▶ **Challenge**:
Output the material beneath this task exactly, images excluded.

▶ **Rows**:
####

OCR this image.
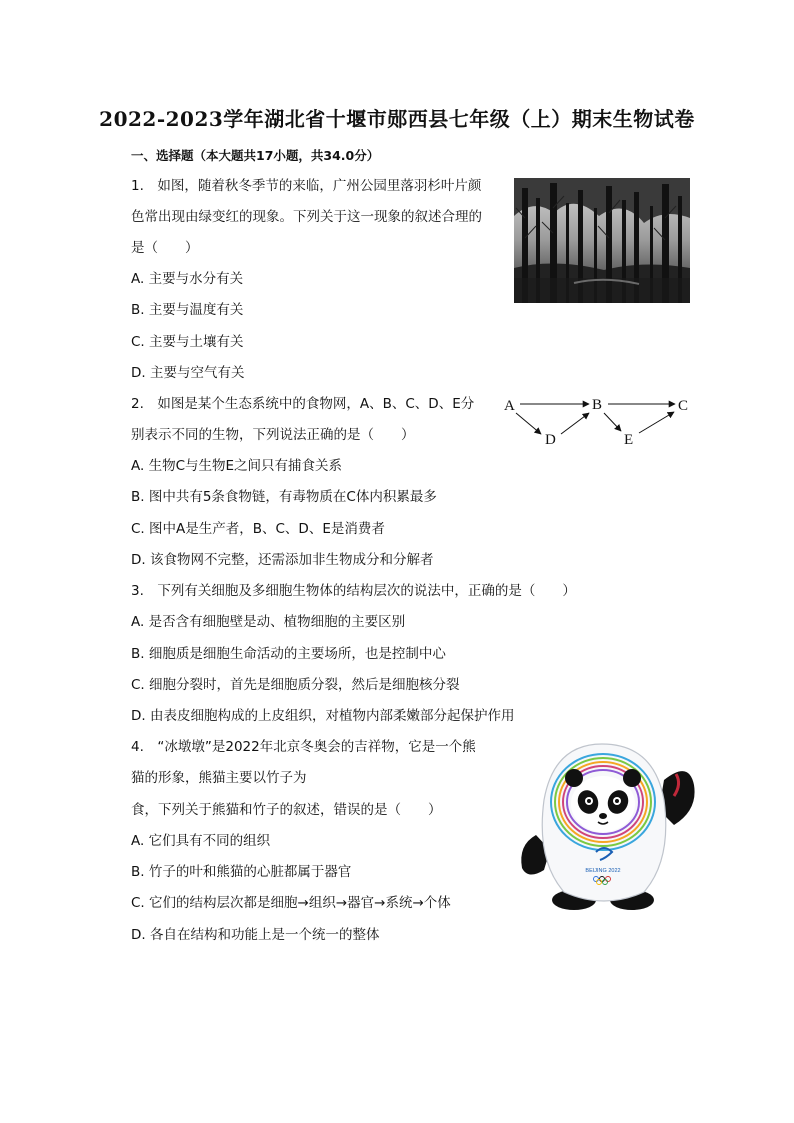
2022-2023学年湖北省十堰市郧西县七年级（上）期末生物试卷
一、选择题（本大题共17小题，共34.0分）
1.　如图，随着秋冬季节的来临，广州公园里落羽杉叶片颜
色常出现由绿变红的现象。下列关于这一现象的叙述合理的
是（　　）
A. 主要与水分有关
B. 主要与温度有关
C. 主要与土壤有关
D. 主要与空气有关
2.　如图是某个生态系统中的食物网，A、B、C、D、E分
别表示不同的生物，下列说法正确的是（　　）
A. 生物C与生物E之间只有捕食关系
B. 图中共有5条食物链，有毒物质在C体内积累最多
C. 图中A是生产者，B、C、D、E是消费者
D. 该食物网不完整，还需添加非生物成分和分解者
A	B	C
D	E
3.　下列有关细胞及多细胞生物体的结构层次的说法中，正确的是（　　）
A. 是否含有细胞壁是动、植物细胞的主要区别
B. 细胞质是细胞生命活动的主要场所，也是控制中心
C. 细胞分裂时，首先是细胞质分裂，然后是细胞核分裂
D. 由表皮细胞构成的上皮组织，对植物内部柔嫩部分起保护作用
4.　“冰墩墩”是2022年北京冬奥会的吉祥物，它是一个熊
猫的形象，熊猫主要以竹子为
食，下列关于熊猫和竹子的叙述，错误的是（　　）
A. 它们具有不同的组织
B. 竹子的叶和熊猫的心脏都属于器官
C. 它们的结构层次都是细胞→组织→器官→系统→个体
D. 各自在结构和功能上是一个统一的整体
BEIJING 2022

####

▶ **Result of this exercise**:
OCR this image.
2022-2023学年湖北省十堰市郧西县七年级（上）期末生物试卷
一、选择题（本大题共17小题，共34.0分）
1.　如图，随着秋冬季节的来临，广州公园里落羽杉叶片颜
色常出现由绿变红的现象。下列关于这一现象的叙述合理的
是（　　）
A. 主要与水分有关
B. 主要与温度有关
C. 主要与土壤有关
D. 主要与空气有关
2.　如图是某个生态系统中的食物网，A、B、C、D、E分
别表示不同的生物，下列说法正确的是（　　）
A. 生物C与生物E之间只有捕食关系
B. 图中共有5条食物链，有毒物质在C体内积累最多
C. 图中A是生产者，B、C、D、E是消费者
D. 该食物网不完整，还需添加非生物成分和分解者
A	B	C
D	E
3.　下列有关细胞及多细胞生物体的结构层次的说法中，正确的是（　　）
A. 是否含有细胞壁是动、植物细胞的主要区别
B. 细胞质是细胞生命活动的主要场所，也是控制中心
C. 细胞分裂时，首先是细胞质分裂，然后是细胞核分裂
D. 由表皮细胞构成的上皮组织，对植物内部柔嫩部分起保护作用
4.　“冰墩墩”是2022年北京冬奥会的吉祥物，它是一个熊
猫的形象，熊猫主要以竹子为
食，下列关于熊猫和竹子的叙述，错误的是（　　）
A. 它们具有不同的组织
B. 竹子的叶和熊猫的心脏都属于器官
C. 它们的结构层次都是细胞→组织→器官→系统→个体
D. 各自在结构和功能上是一个统一的整体
BEIJING 2022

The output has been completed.